[Saved entries]
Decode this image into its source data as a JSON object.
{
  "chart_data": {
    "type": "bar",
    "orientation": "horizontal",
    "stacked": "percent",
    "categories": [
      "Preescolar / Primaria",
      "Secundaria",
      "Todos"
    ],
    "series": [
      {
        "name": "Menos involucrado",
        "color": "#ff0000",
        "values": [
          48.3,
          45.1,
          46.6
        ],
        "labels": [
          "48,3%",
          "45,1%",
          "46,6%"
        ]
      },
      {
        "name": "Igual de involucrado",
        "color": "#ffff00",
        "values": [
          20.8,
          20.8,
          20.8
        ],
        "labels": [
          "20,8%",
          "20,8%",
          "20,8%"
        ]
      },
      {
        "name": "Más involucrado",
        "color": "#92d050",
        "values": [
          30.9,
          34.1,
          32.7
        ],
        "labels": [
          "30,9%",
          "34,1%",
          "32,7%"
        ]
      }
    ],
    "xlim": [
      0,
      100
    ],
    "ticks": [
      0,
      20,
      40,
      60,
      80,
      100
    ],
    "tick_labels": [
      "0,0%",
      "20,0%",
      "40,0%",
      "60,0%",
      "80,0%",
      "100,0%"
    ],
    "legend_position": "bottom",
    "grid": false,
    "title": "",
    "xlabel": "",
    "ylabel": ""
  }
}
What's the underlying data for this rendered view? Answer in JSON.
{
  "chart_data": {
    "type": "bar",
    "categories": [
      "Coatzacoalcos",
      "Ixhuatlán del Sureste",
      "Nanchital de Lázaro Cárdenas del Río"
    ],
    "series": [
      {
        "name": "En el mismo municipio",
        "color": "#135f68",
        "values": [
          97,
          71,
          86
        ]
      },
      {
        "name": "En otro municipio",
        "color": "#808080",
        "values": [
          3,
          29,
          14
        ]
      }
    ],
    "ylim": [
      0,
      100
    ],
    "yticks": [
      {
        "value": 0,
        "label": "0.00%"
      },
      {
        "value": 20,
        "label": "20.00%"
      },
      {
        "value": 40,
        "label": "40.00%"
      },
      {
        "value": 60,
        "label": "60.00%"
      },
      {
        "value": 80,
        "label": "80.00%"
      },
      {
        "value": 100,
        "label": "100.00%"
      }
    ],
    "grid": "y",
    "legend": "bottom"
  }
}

## Aim
Repeat every entry exactly as written above.

## Exercise answer
Decode this image into its source data as a JSON object.
{
  "chart_data": {
    "type": "bar",
    "orientation": "horizontal",
    "stacked": "percent",
    "categories": [
      "Preescolar / Primaria",
      "Secundaria",
      "Todos"
    ],
    "series": [
      {
        "name": "Menos involucrado",
        "color": "#ff0000",
        "values": [
          48.3,
          45.1,
          46.6
        ],
        "labels": [
          "48,3%",
          "45,1%",
          "46,6%"
        ]
      },
      {
        "name": "Igual de involucrado",
        "color": "#ffff00",
        "values": [
          20.8,
          20.8,
          20.8
        ],
        "labels": [
          "20,8%",
          "20,8%",
          "20,8%"
        ]
      },
      {
        "name": "Más involucrado",
        "color": "#92d050",
        "values": [
          30.9,
          34.1,
          32.7
        ],
        "labels": [
          "30,9%",
          "34,1%",
          "32,7%"
        ]
      }
    ],
    "xlim": [
      0,
      100
    ],
    "ticks": [
      0,
      20,
      40,
      60,
      80,
      100
    ],
    "tick_labels": [
      "0,0%",
      "20,0%",
      "40,0%",
      "60,0%",
      "80,0%",
      "100,0%"
    ],
    "legend_position": "bottom",
    "grid": false,
    "title": "",
    "xlabel": "",
    "ylabel": ""
  }
}
What's the underlying data for this rendered view? Answer in JSON.
{
  "chart_data": {
    "type": "bar",
    "categories": [
      "Coatzacoalcos",
      "Ixhuatlán del Sureste",
      "Nanchital de Lázaro Cárdenas del Río"
    ],
    "series": [
      {
        "name": "En el mismo municipio",
        "color": "#135f68",
        "values": [
          97,
          71,
          86
        ]
      },
      {
        "name": "En otro municipio",
        "color": "#808080",
        "values": [
          3,
          29,
          14
        ]
      }
    ],
    "ylim": [
      0,
      100
    ],
    "yticks": [
      {
        "value": 0,
        "label": "0.00%"
      },
      {
        "value": 20,
        "label": "20.00%"
      },
      {
        "value": 40,
        "label": "40.00%"
      },
      {
        "value": 60,
        "label": "60.00%"
      },
      {
        "value": 80,
        "label": "80.00%"
      },
      {
        "value": 100,
        "label": "100.00%"
      }
    ],
    "grid": "y",
    "legend": "bottom"
  }
}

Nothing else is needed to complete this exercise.